The request → In the data below, find every line that has the string "scene", and copy it.

Material to process →
________

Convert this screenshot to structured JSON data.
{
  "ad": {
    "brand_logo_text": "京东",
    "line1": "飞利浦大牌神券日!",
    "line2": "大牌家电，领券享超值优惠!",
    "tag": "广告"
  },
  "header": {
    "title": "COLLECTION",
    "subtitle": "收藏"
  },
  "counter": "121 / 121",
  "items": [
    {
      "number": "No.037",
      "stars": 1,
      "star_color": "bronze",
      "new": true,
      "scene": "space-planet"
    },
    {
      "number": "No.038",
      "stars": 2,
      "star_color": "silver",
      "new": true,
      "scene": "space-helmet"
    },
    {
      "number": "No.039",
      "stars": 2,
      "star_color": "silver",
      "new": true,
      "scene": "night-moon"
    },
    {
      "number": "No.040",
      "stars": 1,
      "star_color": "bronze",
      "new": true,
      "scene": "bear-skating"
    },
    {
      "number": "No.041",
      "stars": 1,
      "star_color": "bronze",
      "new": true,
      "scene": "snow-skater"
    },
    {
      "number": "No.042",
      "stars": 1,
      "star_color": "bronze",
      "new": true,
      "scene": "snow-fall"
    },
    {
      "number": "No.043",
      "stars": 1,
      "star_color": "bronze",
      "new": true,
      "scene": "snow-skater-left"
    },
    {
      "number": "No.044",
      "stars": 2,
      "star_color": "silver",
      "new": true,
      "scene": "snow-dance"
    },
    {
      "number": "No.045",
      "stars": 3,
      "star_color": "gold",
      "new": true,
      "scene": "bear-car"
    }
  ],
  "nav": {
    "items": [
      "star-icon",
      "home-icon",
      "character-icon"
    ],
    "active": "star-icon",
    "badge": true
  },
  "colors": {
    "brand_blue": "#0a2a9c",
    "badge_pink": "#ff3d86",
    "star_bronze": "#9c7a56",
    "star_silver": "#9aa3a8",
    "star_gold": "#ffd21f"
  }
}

________

Answer to this exercise →
      "scene": "space-planet"
      "scene": "space-helmet"
      "scene": "night-moon"
      "scene": "bear-skating"
      "scene": "snow-skater"
      "scene": "snow-fall"
      "scene": "snow-skater-left"
      "scene": "snow-dance"
      "scene": "bear-car"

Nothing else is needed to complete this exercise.